(Recorded data)
---------------

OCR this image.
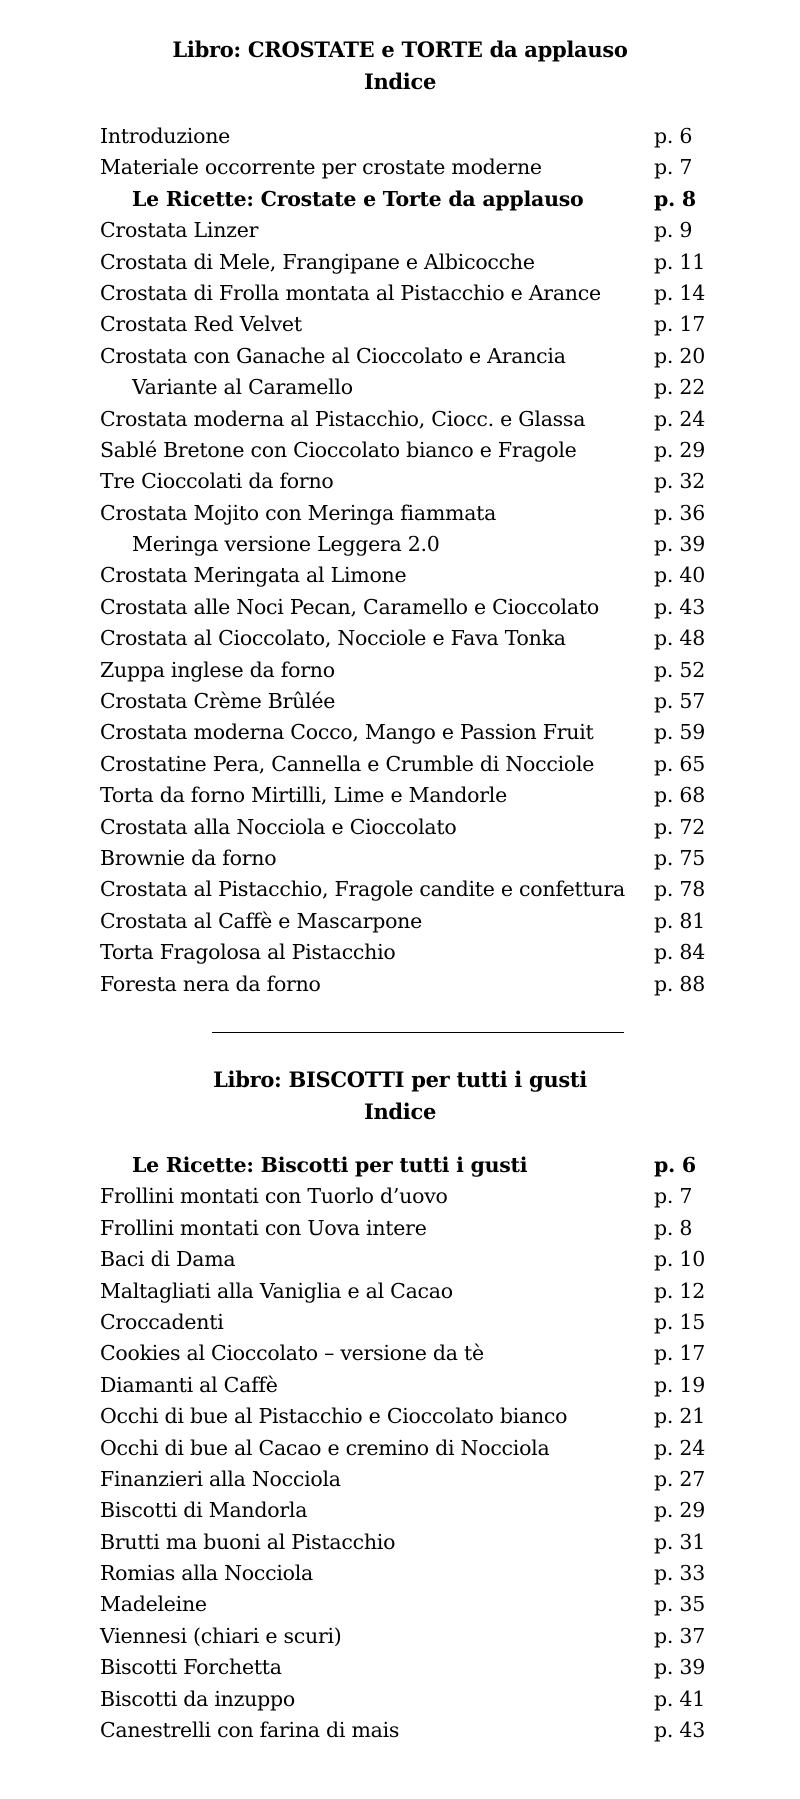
Libro: CROSTATE e TORTE da applauso

Indice

Introduzione	p. 6
Materiale occorrente per crostate moderne	p. 7
Le Ricette: Crostate e Torte da applauso	p. 8
Crostata Linzer	p. 9
Crostata di Mele, Frangipane e Albicocche	p. 11
Crostata di Frolla montata al Pistacchio e Arance	p. 14
Crostata Red Velvet	p. 17
Crostata con Ganache al Cioccolato e Arancia	p. 20
Variante al Caramello	p. 22
Crostata moderna al Pistacchio, Ciocc. e Glassa	p. 24
Sablé Bretone con Cioccolato bianco e Fragole	p. 29
Tre Cioccolati da forno	p. 32
Crostata Mojito con Meringa fiammata	p. 36
Meringa versione Leggera 2.0	p. 39
Crostata Meringata al Limone	p. 40
Crostata alle Noci Pecan, Caramello e Cioccolato	p. 43
Crostata al Cioccolato, Nocciole e Fava Tonka	p. 48
Zuppa inglese da forno	p. 52
Crostata Crème Brûlée	p. 57
Crostata moderna Cocco, Mango e Passion Fruit	p. 59
Crostatine Pera, Cannella e Crumble di Nocciole	p. 65
Torta da forno Mirtilli, Lime e Mandorle	p. 68
Crostata alla Nocciola e Cioccolato	p. 72
Brownie da forno	p. 75
Crostata al Pistacchio, Fragole candite e confettura p. 78
Crostata al Caffè e Mascarpone	p. 81
Torta Fragolosa al Pistacchio	p. 84
Foresta nera da forno	p. 88

Libro: BISCOTTI per tutti i gusti

Indice

Le Ricette: Biscotti per tutti i gusti	p. 6
Frollini montati con Tuorlo d’uovo	p. 7
Frollini montati con Uova intere	p. 8
Baci di Dama	p. 10
Maltagliati alla Vaniglia e al Cacao	p. 12
Croccadenti	p. 15
Cookies al Cioccolato – versione da tè	p. 17
Diamanti al Caffè	p. 19
Occhi di bue al Pistacchio e Cioccolato bianco	p. 21
Occhi di bue al Cacao e cremino di Nocciola	p. 24
Finanzieri alla Nocciola	p. 27
Biscotti di Mandorla	p. 29
Brutti ma buoni al Pistacchio	p. 31
Romias alla Nocciola	p. 33
Madeleine	p. 35
Viennesi (chiari e scuri)	p. 37
Biscotti Forchetta	p. 39
Biscotti da inzuppo	p. 41
Canestrelli con farina di mais	p. 43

---------------

# [Written instruction]
Give all the entries again exactly, dropping each picture.

# [In response]
OCR this image.
Libro: CROSTATE e TORTE da applauso

Indice

Introduzione	p. 6
Materiale occorrente per crostate moderne	p. 7
Le Ricette: Crostate e Torte da applauso	p. 8
Crostata Linzer	p. 9
Crostata di Mele, Frangipane e Albicocche	p. 11
Crostata di Frolla montata al Pistacchio e Arance	p. 14
Crostata Red Velvet	p. 17
Crostata con Ganache al Cioccolato e Arancia	p. 20
Variante al Caramello	p. 22
Crostata moderna al Pistacchio, Ciocc. e Glassa	p. 24
Sablé Bretone con Cioccolato bianco e Fragole	p. 29
Tre Cioccolati da forno	p. 32
Crostata Mojito con Meringa fiammata	p. 36
Meringa versione Leggera 2.0	p. 39
Crostata Meringata al Limone	p. 40
Crostata alle Noci Pecan, Caramello e Cioccolato	p. 43
Crostata al Cioccolato, Nocciole e Fava Tonka	p. 48
Zuppa inglese da forno	p. 52
Crostata Crème Brûlée	p. 57
Crostata moderna Cocco, Mango e Passion Fruit	p. 59
Crostatine Pera, Cannella e Crumble di Nocciole	p. 65
Torta da forno Mirtilli, Lime e Mandorle	p. 68
Crostata alla Nocciola e Cioccolato	p. 72
Brownie da forno	p. 75
Crostata al Pistacchio, Fragole candite e confettura p. 78
Crostata al Caffè e Mascarpone	p. 81
Torta Fragolosa al Pistacchio	p. 84
Foresta nera da forno	p. 88

Libro: BISCOTTI per tutti i gusti

Indice

Le Ricette: Biscotti per tutti i gusti	p. 6
Frollini montati con Tuorlo d’uovo	p. 7
Frollini montati con Uova intere	p. 8
Baci di Dama	p. 10
Maltagliati alla Vaniglia e al Cacao	p. 12
Croccadenti	p. 15
Cookies al Cioccolato – versione da tè	p. 17
Diamanti al Caffè	p. 19
Occhi di bue al Pistacchio e Cioccolato bianco	p. 21
Occhi di bue al Cacao e cremino di Nocciola	p. 24
Finanzieri alla Nocciola	p. 27
Biscotti di Mandorla	p. 29
Brutti ma buoni al Pistacchio	p. 31
Romias alla Nocciola	p. 33
Madeleine	p. 35
Viennesi (chiari e scuri)	p. 37
Biscotti Forchetta	p. 39
Biscotti da inzuppo	p. 41
Canestrelli con farina di mais	p. 43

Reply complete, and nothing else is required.